Short exercise.
Reproduce the article on the kanban method below word for word, from its first line to its last.

Article.
»»
5 min read

Tools of the fad, part II: kanban

Kanban Board
Kanban Board

What’s what

Kanban is a workload management method, a work “flow” that is supposed to organically induce a well-balanced collaboration and performant execution through its transparent processes.

The central point of the kanban method is its board, which is divided into vertical sections representing the lifecycle of a task. These sections can have different names, such as:

Backlog → Ready → In Progress → Done

If a team wanted to include other processes like testing, design reviews, quality checks, etc., they can add more (or fewer) sections.

Variations of the board may include swim lanes, horizontally dividing the board by grouping tasks according to arbitrary characteristics.

As widespread as Kanban is on the internet, there are many descriptions of it, confirming how subjectively people can absorb the same information. Or maybe that the original information has evolved and diverged in so many directions, that no one even remembers what it should actually be? Who knows :-)
««
Data listing.
»»
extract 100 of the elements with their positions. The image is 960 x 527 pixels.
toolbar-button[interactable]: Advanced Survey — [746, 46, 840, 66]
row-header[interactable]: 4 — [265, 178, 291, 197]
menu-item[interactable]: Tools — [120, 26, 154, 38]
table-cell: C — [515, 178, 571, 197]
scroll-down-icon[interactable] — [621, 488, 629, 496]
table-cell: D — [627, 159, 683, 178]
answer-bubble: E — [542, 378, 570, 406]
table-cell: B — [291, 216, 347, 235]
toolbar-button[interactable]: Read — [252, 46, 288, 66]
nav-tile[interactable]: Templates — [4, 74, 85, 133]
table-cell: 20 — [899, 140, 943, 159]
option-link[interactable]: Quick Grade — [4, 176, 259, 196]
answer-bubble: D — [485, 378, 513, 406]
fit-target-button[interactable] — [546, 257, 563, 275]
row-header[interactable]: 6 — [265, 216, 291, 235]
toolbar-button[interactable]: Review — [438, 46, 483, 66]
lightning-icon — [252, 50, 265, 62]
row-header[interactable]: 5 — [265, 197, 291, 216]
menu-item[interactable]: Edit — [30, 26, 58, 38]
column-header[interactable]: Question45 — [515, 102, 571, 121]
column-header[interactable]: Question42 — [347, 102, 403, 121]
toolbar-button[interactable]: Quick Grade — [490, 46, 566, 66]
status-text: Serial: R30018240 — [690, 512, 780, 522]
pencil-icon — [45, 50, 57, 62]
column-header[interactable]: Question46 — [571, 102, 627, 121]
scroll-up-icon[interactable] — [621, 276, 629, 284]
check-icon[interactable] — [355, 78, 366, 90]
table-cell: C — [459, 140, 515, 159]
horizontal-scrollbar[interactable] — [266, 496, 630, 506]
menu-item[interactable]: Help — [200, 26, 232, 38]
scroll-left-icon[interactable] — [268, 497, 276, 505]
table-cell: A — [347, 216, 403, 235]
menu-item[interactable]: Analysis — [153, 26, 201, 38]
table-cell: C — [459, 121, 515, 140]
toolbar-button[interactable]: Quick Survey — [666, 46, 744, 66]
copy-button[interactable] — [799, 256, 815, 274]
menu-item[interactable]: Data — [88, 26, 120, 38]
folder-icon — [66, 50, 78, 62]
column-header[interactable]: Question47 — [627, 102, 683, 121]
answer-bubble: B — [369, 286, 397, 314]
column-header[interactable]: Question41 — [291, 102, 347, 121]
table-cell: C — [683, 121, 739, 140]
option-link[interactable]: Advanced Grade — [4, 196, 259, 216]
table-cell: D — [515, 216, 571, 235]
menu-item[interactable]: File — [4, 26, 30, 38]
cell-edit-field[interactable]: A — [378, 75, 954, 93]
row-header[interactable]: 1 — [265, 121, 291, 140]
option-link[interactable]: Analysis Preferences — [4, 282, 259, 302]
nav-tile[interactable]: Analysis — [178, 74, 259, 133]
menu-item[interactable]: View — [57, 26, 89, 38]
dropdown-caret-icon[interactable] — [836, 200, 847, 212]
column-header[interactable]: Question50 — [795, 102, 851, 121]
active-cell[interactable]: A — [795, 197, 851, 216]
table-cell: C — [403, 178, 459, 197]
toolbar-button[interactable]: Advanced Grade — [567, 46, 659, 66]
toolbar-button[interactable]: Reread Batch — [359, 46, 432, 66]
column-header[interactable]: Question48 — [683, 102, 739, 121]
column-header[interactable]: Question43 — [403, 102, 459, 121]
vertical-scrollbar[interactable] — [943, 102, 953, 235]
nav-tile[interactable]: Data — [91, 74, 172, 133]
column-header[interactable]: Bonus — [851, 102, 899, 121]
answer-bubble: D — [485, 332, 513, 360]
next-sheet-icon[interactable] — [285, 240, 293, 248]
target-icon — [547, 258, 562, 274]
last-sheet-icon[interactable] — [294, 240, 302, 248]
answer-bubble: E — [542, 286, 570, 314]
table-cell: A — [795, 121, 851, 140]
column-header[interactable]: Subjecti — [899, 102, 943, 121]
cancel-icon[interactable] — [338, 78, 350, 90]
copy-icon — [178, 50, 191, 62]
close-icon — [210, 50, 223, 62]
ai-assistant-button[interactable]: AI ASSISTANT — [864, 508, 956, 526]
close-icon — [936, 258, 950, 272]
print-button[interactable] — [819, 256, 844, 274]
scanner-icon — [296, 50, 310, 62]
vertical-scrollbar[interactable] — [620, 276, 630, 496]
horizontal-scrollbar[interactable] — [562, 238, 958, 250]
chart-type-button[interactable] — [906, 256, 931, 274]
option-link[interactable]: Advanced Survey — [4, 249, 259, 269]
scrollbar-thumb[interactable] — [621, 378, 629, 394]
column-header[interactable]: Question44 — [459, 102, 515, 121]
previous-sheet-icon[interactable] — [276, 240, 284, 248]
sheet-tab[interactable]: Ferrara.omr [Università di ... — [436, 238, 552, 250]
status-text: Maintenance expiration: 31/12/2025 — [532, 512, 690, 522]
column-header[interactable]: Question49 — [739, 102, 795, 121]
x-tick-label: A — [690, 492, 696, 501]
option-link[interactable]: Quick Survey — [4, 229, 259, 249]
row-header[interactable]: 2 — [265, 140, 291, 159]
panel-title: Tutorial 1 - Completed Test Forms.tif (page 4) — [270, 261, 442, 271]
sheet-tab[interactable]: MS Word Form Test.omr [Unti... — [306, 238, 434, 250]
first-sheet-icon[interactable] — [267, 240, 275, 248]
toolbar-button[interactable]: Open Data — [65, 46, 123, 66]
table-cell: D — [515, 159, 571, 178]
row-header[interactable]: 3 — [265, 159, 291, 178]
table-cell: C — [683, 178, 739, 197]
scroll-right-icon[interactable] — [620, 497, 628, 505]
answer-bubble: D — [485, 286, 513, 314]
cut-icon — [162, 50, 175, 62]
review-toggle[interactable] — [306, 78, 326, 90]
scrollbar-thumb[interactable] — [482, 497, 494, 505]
««
The completed task.
5 min read

Tools of the fad, part II: kanban

Kanban Board
Kanban Board

What’s what

Kanban is a workload management method, a work “flow” that is supposed to organically induce a well-balanced collaboration and performant execution through its transparent processes.

The central point of the kanban method is its board, which is divided into vertical sections representing the lifecycle of a task. These sections can have different names, such as:

Backlog → Ready → In Progress → Done

If a team wanted to include other processes like testing, design reviews, quality checks, etc., they can add more (or fewer) sections.

Variations of the board may include swim lanes, horizontally dividing the board by grouping tasks according to arbitrary characteristics.

As widespread as Kanban is on the internet, there are many descriptions of it, confirming how subjectively people can absorb the same information. Or maybe that the original information has evolved and diverged in so many directions, that no one even remembers what it should actually be? Who knows :-)